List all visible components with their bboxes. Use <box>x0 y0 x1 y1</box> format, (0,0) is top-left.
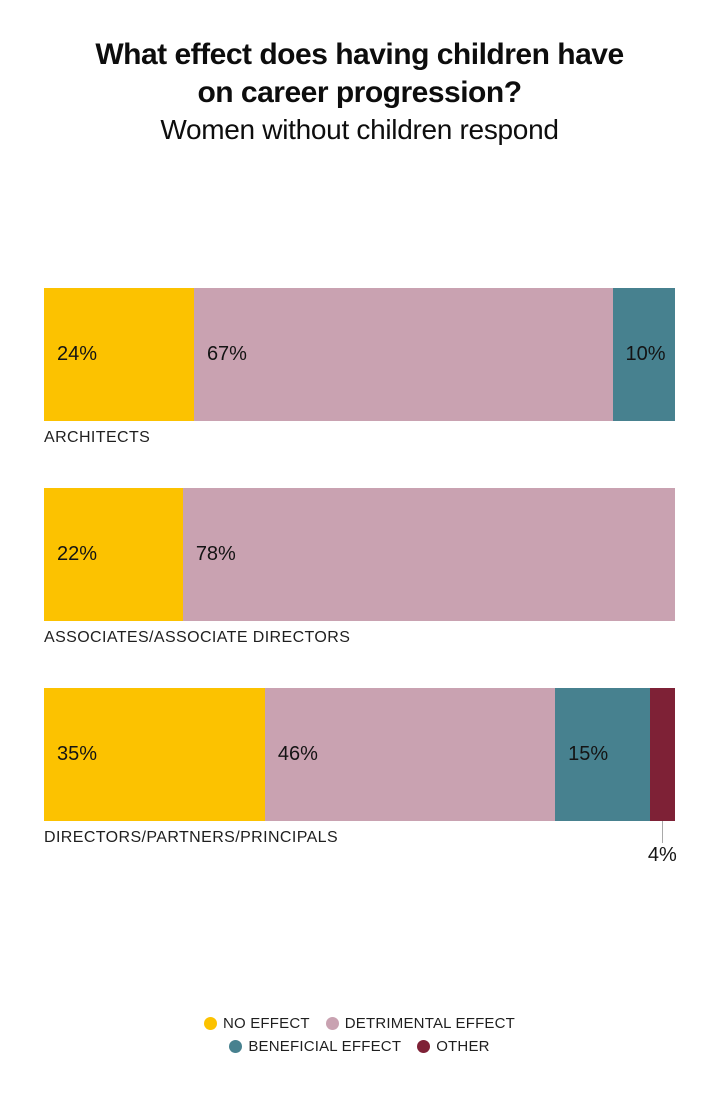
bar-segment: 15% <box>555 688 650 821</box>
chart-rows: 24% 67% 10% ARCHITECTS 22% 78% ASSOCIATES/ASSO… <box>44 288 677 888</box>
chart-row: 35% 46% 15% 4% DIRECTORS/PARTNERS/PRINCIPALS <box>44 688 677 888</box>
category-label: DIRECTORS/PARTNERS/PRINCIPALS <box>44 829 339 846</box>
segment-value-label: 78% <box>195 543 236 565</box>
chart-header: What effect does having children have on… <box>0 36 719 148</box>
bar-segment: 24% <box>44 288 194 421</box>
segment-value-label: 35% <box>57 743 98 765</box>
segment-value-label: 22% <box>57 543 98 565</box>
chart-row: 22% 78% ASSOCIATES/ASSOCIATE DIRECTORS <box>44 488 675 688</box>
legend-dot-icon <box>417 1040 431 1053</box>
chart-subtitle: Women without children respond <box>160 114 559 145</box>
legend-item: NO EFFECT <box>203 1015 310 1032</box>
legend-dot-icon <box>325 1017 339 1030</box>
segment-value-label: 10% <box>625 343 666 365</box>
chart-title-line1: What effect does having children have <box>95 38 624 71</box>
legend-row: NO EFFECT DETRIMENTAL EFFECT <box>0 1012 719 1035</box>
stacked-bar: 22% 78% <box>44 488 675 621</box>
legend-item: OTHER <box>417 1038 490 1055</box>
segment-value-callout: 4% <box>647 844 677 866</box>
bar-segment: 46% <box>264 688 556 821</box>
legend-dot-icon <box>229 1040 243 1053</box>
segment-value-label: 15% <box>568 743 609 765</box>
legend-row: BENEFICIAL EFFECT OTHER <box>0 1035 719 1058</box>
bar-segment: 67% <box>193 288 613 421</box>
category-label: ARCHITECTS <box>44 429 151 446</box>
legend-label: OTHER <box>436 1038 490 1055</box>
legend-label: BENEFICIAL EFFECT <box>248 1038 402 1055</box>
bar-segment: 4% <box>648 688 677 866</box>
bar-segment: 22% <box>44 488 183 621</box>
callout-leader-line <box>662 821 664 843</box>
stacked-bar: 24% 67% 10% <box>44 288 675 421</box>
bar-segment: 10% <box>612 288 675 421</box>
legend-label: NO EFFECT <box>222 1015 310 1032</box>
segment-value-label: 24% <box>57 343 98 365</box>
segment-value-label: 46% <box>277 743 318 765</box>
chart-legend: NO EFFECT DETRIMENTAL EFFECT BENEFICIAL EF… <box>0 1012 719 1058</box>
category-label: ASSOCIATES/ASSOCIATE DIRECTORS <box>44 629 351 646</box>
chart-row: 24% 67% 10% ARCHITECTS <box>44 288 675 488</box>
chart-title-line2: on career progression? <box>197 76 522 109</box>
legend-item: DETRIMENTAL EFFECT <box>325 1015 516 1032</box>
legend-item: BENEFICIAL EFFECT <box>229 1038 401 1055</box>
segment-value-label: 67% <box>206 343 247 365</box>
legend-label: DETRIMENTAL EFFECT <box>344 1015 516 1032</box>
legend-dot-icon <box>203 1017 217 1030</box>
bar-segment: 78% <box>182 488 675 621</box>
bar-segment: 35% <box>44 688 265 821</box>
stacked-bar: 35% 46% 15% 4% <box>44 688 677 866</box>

• • •

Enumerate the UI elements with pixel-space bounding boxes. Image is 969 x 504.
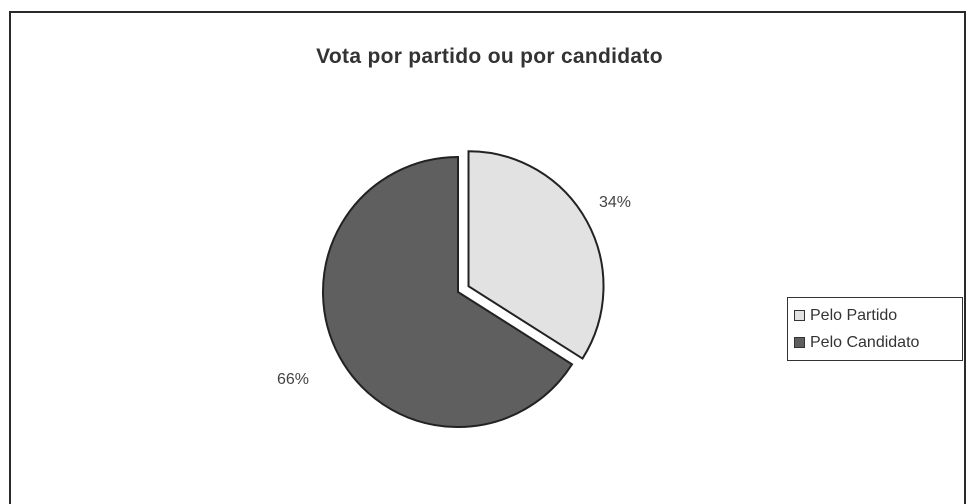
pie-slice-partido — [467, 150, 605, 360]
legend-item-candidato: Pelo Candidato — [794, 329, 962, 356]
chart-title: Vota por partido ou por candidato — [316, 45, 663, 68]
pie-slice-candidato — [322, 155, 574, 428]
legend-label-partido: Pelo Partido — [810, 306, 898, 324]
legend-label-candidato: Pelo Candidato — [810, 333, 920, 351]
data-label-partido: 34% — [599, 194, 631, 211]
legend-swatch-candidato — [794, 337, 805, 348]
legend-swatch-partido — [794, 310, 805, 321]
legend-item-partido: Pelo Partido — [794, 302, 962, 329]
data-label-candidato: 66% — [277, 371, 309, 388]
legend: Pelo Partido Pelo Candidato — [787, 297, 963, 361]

• • •

Instructions for the task: Repeat the material starting with the line containing "pie-slice-partido — [467, 150, 605, 360]" and going on through the line containing "legend: Pelo Partido", swapping "Pelo Candidato" for "Por Candidato" and leaving everything else unchanged.

Solution:
pie-slice-partido — [467, 150, 605, 360]
legend-item-candidato: Por Candidato — [794, 329, 962, 356]
chart-title: Vota por partido ou por candidato — [316, 45, 663, 68]
pie-slice-candidato — [322, 155, 574, 428]
legend-label-partido: Pelo Partido — [810, 306, 898, 324]
legend-label-candidato: Por Candidato — [810, 333, 920, 351]
data-label-partido: 34% — [599, 194, 631, 211]
legend-swatch-candidato — [794, 337, 805, 348]
legend-swatch-partido — [794, 310, 805, 321]
legend-item-partido: Pelo Partido — [794, 302, 962, 329]
data-label-candidato: 66% — [277, 371, 309, 388]
legend: Pelo Partido Por Candidato — [787, 297, 963, 361]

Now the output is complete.